_Data for processing_:
────────────────

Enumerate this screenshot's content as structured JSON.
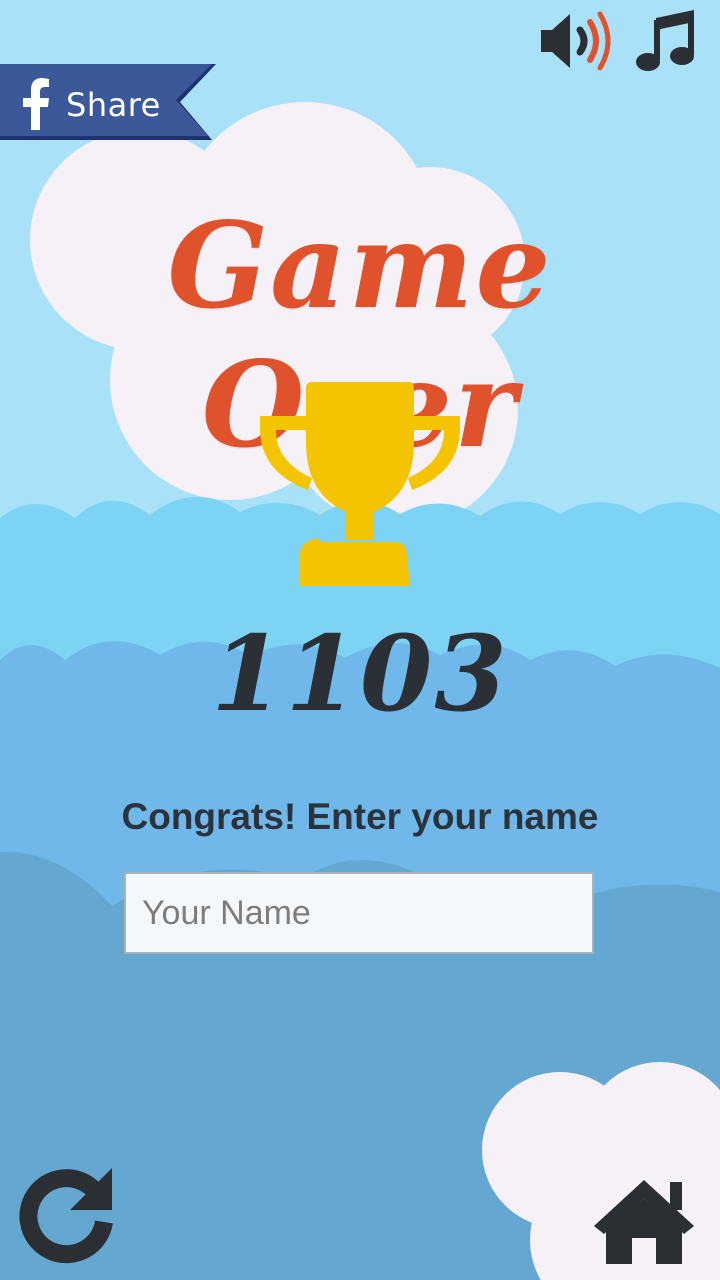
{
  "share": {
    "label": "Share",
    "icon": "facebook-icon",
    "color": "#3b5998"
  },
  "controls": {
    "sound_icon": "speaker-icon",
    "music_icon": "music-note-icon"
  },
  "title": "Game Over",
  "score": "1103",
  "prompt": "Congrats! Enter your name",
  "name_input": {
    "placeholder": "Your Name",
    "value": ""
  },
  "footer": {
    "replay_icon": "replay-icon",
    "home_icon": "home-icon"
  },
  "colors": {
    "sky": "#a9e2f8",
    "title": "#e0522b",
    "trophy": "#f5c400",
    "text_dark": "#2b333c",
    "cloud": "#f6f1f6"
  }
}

────────────────

_Aim of the task_:
Return to the listing above and set it down exactly, leaving out its pictures.

_Written answer_:
Enumerate this screenshot's content as structured JSON.
{
  "share": {
    "label": "Share",
    "icon": "facebook-icon",
    "color": "#3b5998"
  },
  "controls": {
    "sound_icon": "speaker-icon",
    "music_icon": "music-note-icon"
  },
  "title": "Game Over",
  "score": "1103",
  "prompt": "Congrats! Enter your name",
  "name_input": {
    "placeholder": "Your Name",
    "value": ""
  },
  "footer": {
    "replay_icon": "replay-icon",
    "home_icon": "home-icon"
  },
  "colors": {
    "sky": "#a9e2f8",
    "title": "#e0522b",
    "trophy": "#f5c400",
    "text_dark": "#2b333c",
    "cloud": "#f6f1f6"
  }
}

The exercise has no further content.